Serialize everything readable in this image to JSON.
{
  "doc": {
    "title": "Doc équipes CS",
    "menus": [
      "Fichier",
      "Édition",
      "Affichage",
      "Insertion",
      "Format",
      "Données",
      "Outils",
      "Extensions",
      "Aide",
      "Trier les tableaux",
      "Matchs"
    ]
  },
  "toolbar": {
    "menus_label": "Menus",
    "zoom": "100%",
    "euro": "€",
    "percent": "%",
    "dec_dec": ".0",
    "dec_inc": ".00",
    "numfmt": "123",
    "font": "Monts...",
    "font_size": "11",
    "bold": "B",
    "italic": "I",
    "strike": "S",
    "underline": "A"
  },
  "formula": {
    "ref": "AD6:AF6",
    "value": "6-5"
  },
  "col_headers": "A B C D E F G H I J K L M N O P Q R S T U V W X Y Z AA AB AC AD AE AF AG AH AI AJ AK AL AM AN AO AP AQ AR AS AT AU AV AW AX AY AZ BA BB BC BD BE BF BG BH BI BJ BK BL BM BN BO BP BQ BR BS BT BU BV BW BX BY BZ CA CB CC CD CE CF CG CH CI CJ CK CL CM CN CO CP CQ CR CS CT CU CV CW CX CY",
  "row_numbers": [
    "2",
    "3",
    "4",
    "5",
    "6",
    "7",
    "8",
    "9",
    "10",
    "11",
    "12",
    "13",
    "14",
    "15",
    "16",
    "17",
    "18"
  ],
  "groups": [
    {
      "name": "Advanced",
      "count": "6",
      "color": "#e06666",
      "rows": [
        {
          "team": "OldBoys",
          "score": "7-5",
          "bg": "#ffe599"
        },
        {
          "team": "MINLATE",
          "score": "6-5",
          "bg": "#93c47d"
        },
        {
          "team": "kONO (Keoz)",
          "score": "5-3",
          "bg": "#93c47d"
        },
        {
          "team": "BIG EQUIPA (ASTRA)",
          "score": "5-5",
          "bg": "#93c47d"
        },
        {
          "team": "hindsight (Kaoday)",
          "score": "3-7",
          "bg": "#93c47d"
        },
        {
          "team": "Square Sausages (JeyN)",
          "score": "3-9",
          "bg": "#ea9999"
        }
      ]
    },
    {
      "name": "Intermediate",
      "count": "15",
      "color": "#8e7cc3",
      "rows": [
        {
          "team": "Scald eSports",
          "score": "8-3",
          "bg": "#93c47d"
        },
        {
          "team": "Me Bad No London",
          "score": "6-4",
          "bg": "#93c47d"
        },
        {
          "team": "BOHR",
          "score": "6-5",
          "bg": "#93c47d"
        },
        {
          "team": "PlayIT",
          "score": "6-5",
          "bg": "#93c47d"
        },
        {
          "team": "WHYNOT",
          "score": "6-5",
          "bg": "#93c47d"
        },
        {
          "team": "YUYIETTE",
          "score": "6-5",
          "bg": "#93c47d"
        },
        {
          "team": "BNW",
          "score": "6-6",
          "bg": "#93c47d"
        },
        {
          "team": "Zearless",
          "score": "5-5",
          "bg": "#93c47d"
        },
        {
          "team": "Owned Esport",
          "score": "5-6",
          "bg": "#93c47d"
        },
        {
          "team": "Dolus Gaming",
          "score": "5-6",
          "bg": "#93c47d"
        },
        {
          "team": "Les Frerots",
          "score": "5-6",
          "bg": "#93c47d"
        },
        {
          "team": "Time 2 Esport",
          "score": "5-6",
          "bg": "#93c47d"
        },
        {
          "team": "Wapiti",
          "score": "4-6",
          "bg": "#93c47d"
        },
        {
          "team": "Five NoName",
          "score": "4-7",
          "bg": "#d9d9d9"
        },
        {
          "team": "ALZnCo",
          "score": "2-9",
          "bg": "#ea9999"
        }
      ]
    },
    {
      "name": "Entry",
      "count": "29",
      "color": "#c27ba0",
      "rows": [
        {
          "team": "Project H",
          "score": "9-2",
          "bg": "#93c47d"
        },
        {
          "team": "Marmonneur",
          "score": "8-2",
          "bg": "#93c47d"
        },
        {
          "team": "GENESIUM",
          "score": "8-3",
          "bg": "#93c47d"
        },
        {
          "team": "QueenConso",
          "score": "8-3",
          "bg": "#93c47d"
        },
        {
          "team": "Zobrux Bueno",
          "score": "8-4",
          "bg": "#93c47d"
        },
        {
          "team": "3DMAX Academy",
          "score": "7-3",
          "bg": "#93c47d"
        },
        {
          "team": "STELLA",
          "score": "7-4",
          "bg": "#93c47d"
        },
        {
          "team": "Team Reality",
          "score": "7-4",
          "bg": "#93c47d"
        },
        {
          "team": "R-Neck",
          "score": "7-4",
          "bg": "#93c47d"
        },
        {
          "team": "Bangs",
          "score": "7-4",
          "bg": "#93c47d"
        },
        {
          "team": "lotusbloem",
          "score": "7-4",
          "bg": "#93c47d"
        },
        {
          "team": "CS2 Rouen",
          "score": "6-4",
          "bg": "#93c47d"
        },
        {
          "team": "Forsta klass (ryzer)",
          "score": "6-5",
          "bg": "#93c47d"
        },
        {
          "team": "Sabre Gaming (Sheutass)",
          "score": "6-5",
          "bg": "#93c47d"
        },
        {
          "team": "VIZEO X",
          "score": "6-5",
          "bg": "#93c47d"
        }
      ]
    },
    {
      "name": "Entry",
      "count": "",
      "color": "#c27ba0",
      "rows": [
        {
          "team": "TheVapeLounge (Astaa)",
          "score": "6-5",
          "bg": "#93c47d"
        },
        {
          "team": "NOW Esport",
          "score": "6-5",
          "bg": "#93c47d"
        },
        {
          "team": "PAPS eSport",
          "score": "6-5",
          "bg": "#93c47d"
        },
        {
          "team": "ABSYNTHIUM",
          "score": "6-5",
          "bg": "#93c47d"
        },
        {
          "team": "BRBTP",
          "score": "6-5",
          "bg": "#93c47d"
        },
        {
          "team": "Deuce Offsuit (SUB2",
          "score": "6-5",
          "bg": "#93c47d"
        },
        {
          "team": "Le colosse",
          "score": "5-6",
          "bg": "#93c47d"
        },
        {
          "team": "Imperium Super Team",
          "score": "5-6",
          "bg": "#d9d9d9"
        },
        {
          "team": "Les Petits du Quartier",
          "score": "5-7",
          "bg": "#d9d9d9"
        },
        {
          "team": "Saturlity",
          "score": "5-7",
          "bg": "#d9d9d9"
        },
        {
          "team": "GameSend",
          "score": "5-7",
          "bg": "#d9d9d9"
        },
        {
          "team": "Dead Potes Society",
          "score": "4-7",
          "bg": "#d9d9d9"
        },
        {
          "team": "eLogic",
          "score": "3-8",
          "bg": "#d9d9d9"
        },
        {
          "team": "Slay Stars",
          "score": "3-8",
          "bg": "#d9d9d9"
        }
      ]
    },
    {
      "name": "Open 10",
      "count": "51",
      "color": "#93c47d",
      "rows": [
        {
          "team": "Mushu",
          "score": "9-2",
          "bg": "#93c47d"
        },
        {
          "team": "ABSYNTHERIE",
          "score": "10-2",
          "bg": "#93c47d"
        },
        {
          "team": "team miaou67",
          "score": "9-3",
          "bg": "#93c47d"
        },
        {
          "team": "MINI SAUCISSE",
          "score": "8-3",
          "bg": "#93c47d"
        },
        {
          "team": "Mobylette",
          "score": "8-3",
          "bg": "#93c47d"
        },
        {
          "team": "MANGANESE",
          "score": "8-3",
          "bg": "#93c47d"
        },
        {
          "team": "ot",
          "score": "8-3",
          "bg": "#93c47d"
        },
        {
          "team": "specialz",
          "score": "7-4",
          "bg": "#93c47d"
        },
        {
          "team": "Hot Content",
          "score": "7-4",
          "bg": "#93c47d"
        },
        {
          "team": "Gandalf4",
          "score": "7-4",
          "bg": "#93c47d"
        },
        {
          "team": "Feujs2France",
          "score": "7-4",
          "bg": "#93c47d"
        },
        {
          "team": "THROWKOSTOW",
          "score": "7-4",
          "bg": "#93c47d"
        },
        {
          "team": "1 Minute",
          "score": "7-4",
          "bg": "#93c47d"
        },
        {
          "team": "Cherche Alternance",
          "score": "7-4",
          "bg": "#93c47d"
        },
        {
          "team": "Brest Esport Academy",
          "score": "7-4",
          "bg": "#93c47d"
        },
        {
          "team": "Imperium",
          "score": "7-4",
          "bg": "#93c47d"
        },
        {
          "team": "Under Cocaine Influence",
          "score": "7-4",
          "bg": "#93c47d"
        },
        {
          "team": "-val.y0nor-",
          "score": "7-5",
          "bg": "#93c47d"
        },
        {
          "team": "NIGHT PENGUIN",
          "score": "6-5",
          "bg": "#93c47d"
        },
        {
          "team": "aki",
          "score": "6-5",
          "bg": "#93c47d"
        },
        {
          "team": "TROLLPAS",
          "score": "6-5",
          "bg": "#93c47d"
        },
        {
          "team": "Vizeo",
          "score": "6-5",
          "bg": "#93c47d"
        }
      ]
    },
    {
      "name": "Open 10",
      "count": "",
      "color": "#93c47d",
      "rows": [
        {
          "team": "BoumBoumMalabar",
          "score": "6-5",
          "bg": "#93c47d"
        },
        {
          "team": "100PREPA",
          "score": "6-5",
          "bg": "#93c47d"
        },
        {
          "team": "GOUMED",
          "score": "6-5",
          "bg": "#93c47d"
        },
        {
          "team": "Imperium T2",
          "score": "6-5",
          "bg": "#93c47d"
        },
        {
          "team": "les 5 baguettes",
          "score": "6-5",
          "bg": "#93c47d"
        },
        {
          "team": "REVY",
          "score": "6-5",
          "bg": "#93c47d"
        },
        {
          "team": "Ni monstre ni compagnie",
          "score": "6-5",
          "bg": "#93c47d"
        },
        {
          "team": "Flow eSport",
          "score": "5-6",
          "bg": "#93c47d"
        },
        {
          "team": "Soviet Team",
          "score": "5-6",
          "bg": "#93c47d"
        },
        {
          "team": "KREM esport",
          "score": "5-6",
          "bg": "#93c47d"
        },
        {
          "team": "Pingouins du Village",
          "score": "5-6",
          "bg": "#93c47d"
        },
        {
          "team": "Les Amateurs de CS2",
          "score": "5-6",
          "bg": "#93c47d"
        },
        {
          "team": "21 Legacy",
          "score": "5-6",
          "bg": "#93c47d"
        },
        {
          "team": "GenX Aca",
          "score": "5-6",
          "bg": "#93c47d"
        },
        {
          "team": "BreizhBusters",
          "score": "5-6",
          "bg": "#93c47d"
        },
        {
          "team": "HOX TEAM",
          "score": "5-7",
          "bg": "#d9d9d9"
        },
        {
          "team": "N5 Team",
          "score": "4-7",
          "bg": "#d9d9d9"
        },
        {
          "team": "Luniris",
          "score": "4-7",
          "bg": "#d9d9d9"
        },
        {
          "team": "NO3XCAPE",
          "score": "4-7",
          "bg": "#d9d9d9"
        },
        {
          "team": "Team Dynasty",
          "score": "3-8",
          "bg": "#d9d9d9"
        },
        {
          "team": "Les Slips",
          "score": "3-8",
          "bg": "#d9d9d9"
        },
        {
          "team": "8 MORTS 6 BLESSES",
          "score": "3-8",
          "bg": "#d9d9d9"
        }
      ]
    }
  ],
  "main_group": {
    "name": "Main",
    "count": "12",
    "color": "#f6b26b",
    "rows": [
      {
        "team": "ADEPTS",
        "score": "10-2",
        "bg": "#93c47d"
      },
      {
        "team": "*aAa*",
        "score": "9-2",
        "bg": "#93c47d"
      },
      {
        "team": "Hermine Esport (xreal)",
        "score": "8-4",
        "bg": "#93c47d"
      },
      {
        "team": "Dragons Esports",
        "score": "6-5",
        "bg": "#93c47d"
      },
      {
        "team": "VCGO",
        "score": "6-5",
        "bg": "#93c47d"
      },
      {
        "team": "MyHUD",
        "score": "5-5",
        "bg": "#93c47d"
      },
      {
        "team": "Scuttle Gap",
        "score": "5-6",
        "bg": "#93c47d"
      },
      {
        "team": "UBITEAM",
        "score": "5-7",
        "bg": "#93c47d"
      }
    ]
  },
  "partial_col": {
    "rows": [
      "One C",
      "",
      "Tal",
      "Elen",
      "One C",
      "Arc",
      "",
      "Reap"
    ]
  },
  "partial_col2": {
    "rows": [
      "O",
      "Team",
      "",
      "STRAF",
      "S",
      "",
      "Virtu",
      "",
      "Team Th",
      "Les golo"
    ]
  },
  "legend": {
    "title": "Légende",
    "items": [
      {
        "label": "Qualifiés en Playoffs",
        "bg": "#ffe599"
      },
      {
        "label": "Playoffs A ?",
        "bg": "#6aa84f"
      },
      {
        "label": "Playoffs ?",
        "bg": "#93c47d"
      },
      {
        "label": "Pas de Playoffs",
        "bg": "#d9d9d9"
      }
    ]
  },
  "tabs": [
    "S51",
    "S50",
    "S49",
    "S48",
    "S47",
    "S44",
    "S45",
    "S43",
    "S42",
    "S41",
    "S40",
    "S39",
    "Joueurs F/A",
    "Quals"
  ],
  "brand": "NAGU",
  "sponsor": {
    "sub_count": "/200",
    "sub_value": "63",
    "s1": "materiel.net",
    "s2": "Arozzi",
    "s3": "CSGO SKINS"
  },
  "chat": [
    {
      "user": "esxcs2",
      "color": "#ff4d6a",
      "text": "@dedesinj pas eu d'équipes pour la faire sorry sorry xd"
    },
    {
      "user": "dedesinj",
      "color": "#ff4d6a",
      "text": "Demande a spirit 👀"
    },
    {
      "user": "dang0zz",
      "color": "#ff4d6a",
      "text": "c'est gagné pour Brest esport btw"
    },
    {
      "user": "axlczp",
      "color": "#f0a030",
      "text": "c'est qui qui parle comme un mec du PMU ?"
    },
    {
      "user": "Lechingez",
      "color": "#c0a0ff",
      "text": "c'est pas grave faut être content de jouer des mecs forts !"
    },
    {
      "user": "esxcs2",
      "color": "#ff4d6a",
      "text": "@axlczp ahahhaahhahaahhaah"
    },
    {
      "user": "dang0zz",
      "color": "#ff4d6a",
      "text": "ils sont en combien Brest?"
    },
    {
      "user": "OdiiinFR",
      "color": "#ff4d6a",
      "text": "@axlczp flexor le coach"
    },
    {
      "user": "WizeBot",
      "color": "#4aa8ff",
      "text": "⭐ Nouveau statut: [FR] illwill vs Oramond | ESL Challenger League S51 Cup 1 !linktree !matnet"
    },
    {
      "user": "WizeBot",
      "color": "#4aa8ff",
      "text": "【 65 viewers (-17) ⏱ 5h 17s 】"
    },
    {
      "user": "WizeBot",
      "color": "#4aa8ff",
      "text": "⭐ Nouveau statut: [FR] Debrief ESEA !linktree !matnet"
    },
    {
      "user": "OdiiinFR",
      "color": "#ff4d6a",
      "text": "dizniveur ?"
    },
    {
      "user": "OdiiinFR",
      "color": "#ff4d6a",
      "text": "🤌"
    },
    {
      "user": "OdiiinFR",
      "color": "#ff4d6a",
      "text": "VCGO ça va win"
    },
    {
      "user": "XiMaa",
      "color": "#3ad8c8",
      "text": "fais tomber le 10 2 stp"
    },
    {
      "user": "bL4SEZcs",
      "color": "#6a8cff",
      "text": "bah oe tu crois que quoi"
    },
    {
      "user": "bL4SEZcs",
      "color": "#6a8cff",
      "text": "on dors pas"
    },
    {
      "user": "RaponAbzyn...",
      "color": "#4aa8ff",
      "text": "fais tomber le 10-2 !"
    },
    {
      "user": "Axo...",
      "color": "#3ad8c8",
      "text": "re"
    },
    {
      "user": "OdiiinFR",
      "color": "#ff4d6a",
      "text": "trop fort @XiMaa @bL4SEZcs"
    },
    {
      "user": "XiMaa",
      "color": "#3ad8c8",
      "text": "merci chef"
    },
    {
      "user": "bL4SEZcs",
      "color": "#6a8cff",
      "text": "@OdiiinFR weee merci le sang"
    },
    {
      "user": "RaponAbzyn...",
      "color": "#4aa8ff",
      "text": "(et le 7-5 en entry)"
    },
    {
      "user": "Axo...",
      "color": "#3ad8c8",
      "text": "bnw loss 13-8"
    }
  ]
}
☆ ☆ ☆ ☆ ☆
_Your goal_: Look through the listing, and copy each line in which the string "Academy" turns up.

_Result of this task_:
          "team": "3DMAX Academy",
          "team": "Brest Esport Academy",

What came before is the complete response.